TASK GOAL:
Every record should be written out exactly, with the pictures left out.

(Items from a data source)
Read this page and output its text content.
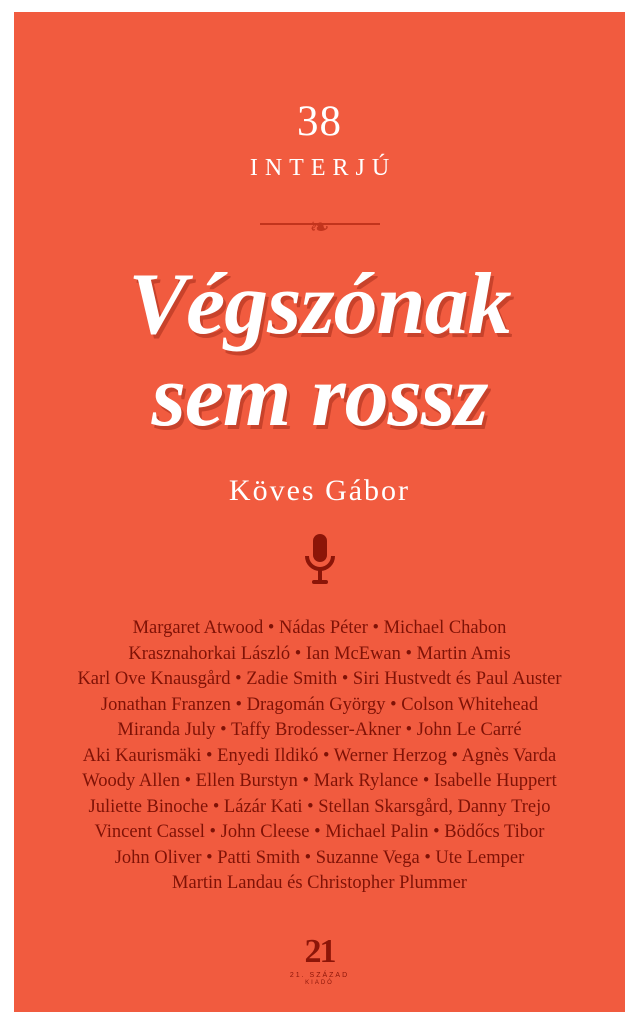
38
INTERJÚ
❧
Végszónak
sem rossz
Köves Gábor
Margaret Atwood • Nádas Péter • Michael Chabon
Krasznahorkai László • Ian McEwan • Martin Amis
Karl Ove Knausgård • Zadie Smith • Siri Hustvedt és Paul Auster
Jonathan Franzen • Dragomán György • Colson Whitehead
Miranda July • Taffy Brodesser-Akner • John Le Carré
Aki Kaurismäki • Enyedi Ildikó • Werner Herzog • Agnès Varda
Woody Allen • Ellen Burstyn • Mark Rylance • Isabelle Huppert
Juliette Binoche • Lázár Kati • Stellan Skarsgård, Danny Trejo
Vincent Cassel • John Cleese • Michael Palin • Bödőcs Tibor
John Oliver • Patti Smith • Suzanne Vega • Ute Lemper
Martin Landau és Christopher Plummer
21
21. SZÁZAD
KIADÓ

SOLUTION BELOW:
Read this page and output its text content.
38
INTERJÚ
❧
Végszónak
sem rossz
Köves Gábor
Margaret Atwood • Nádas Péter • Michael Chabon
Krasznahorkai László • Ian McEwan • Martin Amis
Karl Ove Knausgård • Zadie Smith • Siri Hustvedt és Paul Auster
Jonathan Franzen • Dragomán György • Colson Whitehead
Miranda July • Taffy Brodesser-Akner • John Le Carré
Aki Kaurismäki • Enyedi Ildikó • Werner Herzog • Agnès Varda
Woody Allen • Ellen Burstyn • Mark Rylance • Isabelle Huppert
Juliette Binoche • Lázár Kati • Stellan Skarsgård, Danny Trejo
Vincent Cassel • John Cleese • Michael Palin • Bödőcs Tibor
John Oliver • Patti Smith • Suzanne Vega • Ute Lemper
Martin Landau és Christopher Plummer
21
21. SZÁZAD
KIADÓ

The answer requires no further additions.